Instructions to follow >>
Send back the entries below exactly as they appear.

[Dataset rows]

==========

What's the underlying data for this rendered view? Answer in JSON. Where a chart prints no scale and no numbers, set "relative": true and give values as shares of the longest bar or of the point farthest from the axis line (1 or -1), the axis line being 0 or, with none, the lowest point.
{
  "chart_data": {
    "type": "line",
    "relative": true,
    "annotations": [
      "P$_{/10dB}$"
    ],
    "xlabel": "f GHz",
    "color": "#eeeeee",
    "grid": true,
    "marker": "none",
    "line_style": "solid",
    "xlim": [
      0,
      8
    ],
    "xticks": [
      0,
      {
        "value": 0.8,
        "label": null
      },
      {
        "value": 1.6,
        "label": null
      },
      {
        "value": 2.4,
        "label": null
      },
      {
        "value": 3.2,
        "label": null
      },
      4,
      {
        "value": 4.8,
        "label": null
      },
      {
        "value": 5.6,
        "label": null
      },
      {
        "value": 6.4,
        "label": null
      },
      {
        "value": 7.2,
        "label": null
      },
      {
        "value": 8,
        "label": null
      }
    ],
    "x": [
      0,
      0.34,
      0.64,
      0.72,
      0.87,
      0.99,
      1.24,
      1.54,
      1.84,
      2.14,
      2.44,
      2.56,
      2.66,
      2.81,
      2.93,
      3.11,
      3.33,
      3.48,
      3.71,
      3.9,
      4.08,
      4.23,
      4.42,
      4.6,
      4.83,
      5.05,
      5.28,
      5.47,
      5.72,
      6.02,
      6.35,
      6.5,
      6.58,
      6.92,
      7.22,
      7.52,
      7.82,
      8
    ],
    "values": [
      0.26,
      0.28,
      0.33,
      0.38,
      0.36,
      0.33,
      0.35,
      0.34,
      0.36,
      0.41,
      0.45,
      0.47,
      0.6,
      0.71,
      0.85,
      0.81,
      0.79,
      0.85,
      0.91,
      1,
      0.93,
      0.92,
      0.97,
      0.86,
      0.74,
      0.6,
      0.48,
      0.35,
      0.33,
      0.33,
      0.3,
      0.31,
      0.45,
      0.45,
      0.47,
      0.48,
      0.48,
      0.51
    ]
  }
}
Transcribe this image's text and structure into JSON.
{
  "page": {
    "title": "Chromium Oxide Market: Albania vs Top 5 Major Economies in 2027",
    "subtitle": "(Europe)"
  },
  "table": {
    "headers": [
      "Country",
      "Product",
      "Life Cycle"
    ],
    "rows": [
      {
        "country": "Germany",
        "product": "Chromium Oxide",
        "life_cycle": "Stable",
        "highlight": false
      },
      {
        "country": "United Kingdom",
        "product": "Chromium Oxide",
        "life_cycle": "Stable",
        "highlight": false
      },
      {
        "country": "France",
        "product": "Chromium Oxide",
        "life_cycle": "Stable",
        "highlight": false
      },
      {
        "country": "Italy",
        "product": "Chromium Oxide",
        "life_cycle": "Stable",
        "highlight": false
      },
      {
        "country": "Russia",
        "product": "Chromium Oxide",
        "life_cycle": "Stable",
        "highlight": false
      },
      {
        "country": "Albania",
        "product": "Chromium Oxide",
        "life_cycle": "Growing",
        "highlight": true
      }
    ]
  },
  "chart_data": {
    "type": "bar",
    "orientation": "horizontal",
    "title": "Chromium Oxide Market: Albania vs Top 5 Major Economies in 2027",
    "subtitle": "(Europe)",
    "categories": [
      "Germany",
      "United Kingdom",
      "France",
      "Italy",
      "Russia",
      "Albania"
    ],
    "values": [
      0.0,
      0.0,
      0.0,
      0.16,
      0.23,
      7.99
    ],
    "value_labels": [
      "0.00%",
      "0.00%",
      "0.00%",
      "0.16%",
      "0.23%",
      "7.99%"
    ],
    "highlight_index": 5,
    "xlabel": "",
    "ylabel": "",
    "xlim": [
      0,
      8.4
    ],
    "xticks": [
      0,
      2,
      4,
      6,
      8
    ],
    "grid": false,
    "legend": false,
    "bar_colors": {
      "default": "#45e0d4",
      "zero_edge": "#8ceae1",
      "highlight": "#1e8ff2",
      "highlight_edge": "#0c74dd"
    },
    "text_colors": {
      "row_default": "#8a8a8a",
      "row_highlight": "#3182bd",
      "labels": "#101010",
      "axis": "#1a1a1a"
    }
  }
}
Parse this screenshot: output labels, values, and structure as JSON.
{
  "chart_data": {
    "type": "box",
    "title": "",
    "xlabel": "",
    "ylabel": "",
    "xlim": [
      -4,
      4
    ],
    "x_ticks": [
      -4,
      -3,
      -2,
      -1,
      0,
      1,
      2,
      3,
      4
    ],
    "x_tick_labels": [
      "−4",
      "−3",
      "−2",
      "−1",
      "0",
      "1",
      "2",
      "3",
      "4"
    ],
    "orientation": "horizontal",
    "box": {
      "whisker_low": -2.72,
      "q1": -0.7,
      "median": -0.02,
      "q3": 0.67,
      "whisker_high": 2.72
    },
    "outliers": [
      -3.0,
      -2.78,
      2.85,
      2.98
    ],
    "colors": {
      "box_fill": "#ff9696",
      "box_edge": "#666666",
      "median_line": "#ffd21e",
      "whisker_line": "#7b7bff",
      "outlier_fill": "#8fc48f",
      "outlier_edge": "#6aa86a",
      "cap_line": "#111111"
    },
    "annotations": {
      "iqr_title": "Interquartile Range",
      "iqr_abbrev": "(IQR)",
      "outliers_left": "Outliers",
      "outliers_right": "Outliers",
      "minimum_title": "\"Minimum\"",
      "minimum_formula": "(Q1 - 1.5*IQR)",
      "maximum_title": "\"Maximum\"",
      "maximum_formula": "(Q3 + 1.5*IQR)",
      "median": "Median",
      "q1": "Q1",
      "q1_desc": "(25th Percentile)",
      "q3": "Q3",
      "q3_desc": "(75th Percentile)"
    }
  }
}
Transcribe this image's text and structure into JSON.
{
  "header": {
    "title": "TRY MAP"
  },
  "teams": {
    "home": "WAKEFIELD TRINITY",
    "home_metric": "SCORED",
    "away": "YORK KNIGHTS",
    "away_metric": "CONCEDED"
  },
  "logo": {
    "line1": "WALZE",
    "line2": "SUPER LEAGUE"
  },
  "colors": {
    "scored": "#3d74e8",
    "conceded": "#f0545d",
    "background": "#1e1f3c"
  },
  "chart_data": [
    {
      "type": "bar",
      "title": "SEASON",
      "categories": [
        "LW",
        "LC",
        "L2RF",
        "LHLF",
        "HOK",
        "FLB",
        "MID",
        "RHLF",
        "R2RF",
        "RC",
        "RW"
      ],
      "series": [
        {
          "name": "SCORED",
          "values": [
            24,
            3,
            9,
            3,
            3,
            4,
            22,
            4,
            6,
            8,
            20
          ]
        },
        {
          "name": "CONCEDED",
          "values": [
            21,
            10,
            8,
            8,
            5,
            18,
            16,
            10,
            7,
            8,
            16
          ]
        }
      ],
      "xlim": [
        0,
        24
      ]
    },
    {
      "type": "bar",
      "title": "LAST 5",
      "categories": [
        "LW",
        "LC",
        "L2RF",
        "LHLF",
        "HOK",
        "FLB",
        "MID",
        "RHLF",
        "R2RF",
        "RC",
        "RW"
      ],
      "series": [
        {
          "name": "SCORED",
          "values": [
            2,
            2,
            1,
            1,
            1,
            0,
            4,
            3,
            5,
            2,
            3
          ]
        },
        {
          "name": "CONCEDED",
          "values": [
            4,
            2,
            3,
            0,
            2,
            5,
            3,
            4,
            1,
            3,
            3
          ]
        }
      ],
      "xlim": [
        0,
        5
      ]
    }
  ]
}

==========

Written answer >>
What's the underlying data for this rendered view? Answer in JSON. Where a chart prints no scale and no numbers, set "relative": true and give values as shares of the longest bar or of the point farthest from the axis line (1 or -1), the axis line being 0 or, with none, the lowest point.
{
  "chart_data": {
    "type": "line",
    "relative": true,
    "annotations": [
      "P$_{/10dB}$"
    ],
    "xlabel": "f GHz",
    "color": "#eeeeee",
    "grid": true,
    "marker": "none",
    "line_style": "solid",
    "xlim": [
      0,
      8
    ],
    "xticks": [
      0,
      {
        "value": 0.8,
        "label": null
      },
      {
        "value": 1.6,
        "label": null
      },
      {
        "value": 2.4,
        "label": null
      },
      {
        "value": 3.2,
        "label": null
      },
      4,
      {
        "value": 4.8,
        "label": null
      },
      {
        "value": 5.6,
        "label": null
      },
      {
        "value": 6.4,
        "label": null
      },
      {
        "value": 7.2,
        "label": null
      },
      {
        "value": 8,
        "label": null
      }
    ],
    "x": [
      0,
      0.34,
      0.64,
      0.72,
      0.87,
      0.99,
      1.24,
      1.54,
      1.84,
      2.14,
      2.44,
      2.56,
      2.66,
      2.81,
      2.93,
      3.11,
      3.33,
      3.48,
      3.71,
      3.9,
      4.08,
      4.23,
      4.42,
      4.6,
      4.83,
      5.05,
      5.28,
      5.47,
      5.72,
      6.02,
      6.35,
      6.5,
      6.58,
      6.92,
      7.22,
      7.52,
      7.82,
      8
    ],
    "values": [
      0.26,
      0.28,
      0.33,
      0.38,
      0.36,
      0.33,
      0.35,
      0.34,
      0.36,
      0.41,
      0.45,
      0.47,
      0.6,
      0.71,
      0.85,
      0.81,
      0.79,
      0.85,
      0.91,
      1,
      0.93,
      0.92,
      0.97,
      0.86,
      0.74,
      0.6,
      0.48,
      0.35,
      0.33,
      0.33,
      0.3,
      0.31,
      0.45,
      0.45,
      0.47,
      0.48,
      0.48,
      0.51
    ]
  }
}
Transcribe this image's text and structure into JSON.
{
  "page": {
    "title": "Chromium Oxide Market: Albania vs Top 5 Major Economies in 2027",
    "subtitle": "(Europe)"
  },
  "table": {
    "headers": [
      "Country",
      "Product",
      "Life Cycle"
    ],
    "rows": [
      {
        "country": "Germany",
        "product": "Chromium Oxide",
        "life_cycle": "Stable",
        "highlight": false
      },
      {
        "country": "United Kingdom",
        "product": "Chromium Oxide",
        "life_cycle": "Stable",
        "highlight": false
      },
      {
        "country": "France",
        "product": "Chromium Oxide",
        "life_cycle": "Stable",
        "highlight": false
      },
      {
        "country": "Italy",
        "product": "Chromium Oxide",
        "life_cycle": "Stable",
        "highlight": false
      },
      {
        "country": "Russia",
        "product": "Chromium Oxide",
        "life_cycle": "Stable",
        "highlight": false
      },
      {
        "country": "Albania",
        "product": "Chromium Oxide",
        "life_cycle": "Growing",
        "highlight": true
      }
    ]
  },
  "chart_data": {
    "type": "bar",
    "orientation": "horizontal",
    "title": "Chromium Oxide Market: Albania vs Top 5 Major Economies in 2027",
    "subtitle": "(Europe)",
    "categories": [
      "Germany",
      "United Kingdom",
      "France",
      "Italy",
      "Russia",
      "Albania"
    ],
    "values": [
      0.0,
      0.0,
      0.0,
      0.16,
      0.23,
      7.99
    ],
    "value_labels": [
      "0.00%",
      "0.00%",
      "0.00%",
      "0.16%",
      "0.23%",
      "7.99%"
    ],
    "highlight_index": 5,
    "xlabel": "",
    "ylabel": "",
    "xlim": [
      0,
      8.4
    ],
    "xticks": [
      0,
      2,
      4,
      6,
      8
    ],
    "grid": false,
    "legend": false,
    "bar_colors": {
      "default": "#45e0d4",
      "zero_edge": "#8ceae1",
      "highlight": "#1e8ff2",
      "highlight_edge": "#0c74dd"
    },
    "text_colors": {
      "row_default": "#8a8a8a",
      "row_highlight": "#3182bd",
      "labels": "#101010",
      "axis": "#1a1a1a"
    }
  }
}
Parse this screenshot: output labels, values, and structure as JSON.
{
  "chart_data": {
    "type": "box",
    "title": "",
    "xlabel": "",
    "ylabel": "",
    "xlim": [
      -4,
      4
    ],
    "x_ticks": [
      -4,
      -3,
      -2,
      -1,
      0,
      1,
      2,
      3,
      4
    ],
    "x_tick_labels": [
      "−4",
      "−3",
      "−2",
      "−1",
      "0",
      "1",
      "2",
      "3",
      "4"
    ],
    "orientation": "horizontal",
    "box": {
      "whisker_low": -2.72,
      "q1": -0.7,
      "median": -0.02,
      "q3": 0.67,
      "whisker_high": 2.72
    },
    "outliers": [
      -3.0,
      -2.78,
      2.85,
      2.98
    ],
    "colors": {
      "box_fill": "#ff9696",
      "box_edge": "#666666",
      "median_line": "#ffd21e",
      "whisker_line": "#7b7bff",
      "outlier_fill": "#8fc48f",
      "outlier_edge": "#6aa86a",
      "cap_line": "#111111"
    },
    "annotations": {
      "iqr_title": "Interquartile Range",
      "iqr_abbrev": "(IQR)",
      "outliers_left": "Outliers",
      "outliers_right": "Outliers",
      "minimum_title": "\"Minimum\"",
      "minimum_formula": "(Q1 - 1.5*IQR)",
      "maximum_title": "\"Maximum\"",
      "maximum_formula": "(Q3 + 1.5*IQR)",
      "median": "Median",
      "q1": "Q1",
      "q1_desc": "(25th Percentile)",
      "q3": "Q3",
      "q3_desc": "(75th Percentile)"
    }
  }
}
Transcribe this image's text and structure into JSON.
{
  "header": {
    "title": "TRY MAP"
  },
  "teams": {
    "home": "WAKEFIELD TRINITY",
    "home_metric": "SCORED",
    "away": "YORK KNIGHTS",
    "away_metric": "CONCEDED"
  },
  "logo": {
    "line1": "WALZE",
    "line2": "SUPER LEAGUE"
  },
  "colors": {
    "scored": "#3d74e8",
    "conceded": "#f0545d",
    "background": "#1e1f3c"
  },
  "chart_data": [
    {
      "type": "bar",
      "title": "SEASON",
      "categories": [
        "LW",
        "LC",
        "L2RF",
        "LHLF",
        "HOK",
        "FLB",
        "MID",
        "RHLF",
        "R2RF",
        "RC",
        "RW"
      ],
      "series": [
        {
          "name": "SCORED",
          "values": [
            24,
            3,
            9,
            3,
            3,
            4,
            22,
            4,
            6,
            8,
            20
          ]
        },
        {
          "name": "CONCEDED",
          "values": [
            21,
            10,
            8,
            8,
            5,
            18,
            16,
            10,
            7,
            8,
            16
          ]
        }
      ],
      "xlim": [
        0,
        24
      ]
    },
    {
      "type": "bar",
      "title": "LAST 5",
      "categories": [
        "LW",
        "LC",
        "L2RF",
        "LHLF",
        "HOK",
        "FLB",
        "MID",
        "RHLF",
        "R2RF",
        "RC",
        "RW"
      ],
      "series": [
        {
          "name": "SCORED",
          "values": [
            2,
            2,
            1,
            1,
            1,
            0,
            4,
            3,
            5,
            2,
            3
          ]
        },
        {
          "name": "CONCEDED",
          "values": [
            4,
            2,
            3,
            0,
            2,
            5,
            3,
            4,
            1,
            3,
            3
          ]
        }
      ],
      "xlim": [
        0,
        5
      ]
    }
  ]
}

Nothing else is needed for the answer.